In the jazz concert preview below, who plays drums with Ornette Coleman's quartet?

Excerpted passage:
_ _ _ _ _ _ _

As we swing into the fall season, some legendary musicians are in town this week. Still shaping jazz, Ornette Coleman comes to Royce Hall on Wednesday with another of his two-bassist quartets (plus Denardo Coleman on drums). Considering the rapturous response (at least from jazz lovers in the audience) to his appearance at Disney Hall a couple of years back, expectations will be very high for this one, and word has it that the music should attain the same heights. It’s hard to say anything about this jazz icon that hasn’t been said by others before (and better), but if you can get tickets for this you should be a very happy jazz fan. Ornette Coleman is perhaps the last of the revolutionary figures of 1950s jazz who is still making daring, challenging music. And Dave Brubeck, with his quartet featuring saxist Bobby Militello (who is a nice stand-in for Paul Desmond), performs at Pepperdine on Tuesday. Brubeck’s polyrhythms and polytonalities were certainly a refined new thing before the New Thing (of all people, Anthony Braxton flipped over Paul Desmond), so despite himself Brubeck helped bring art-school cachet to a music so steeped in the blues. Some still resent him for that, but he has a catalog of swinging albums going back half a century, and here, especially with Militello on board, the sets will be nice, very nice.

_ _ _ _ _ _ _

Available data:
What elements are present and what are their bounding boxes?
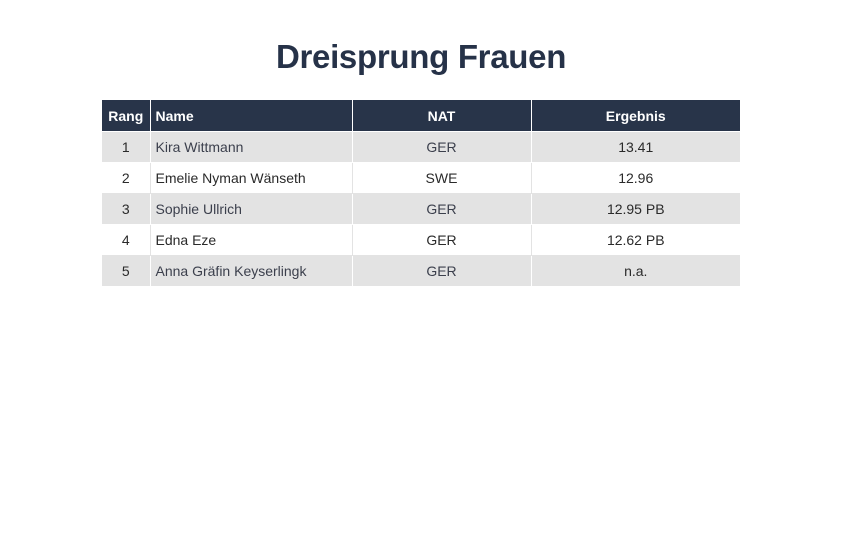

_ _ _ _ _ _ _

Task output: Denardo Coleman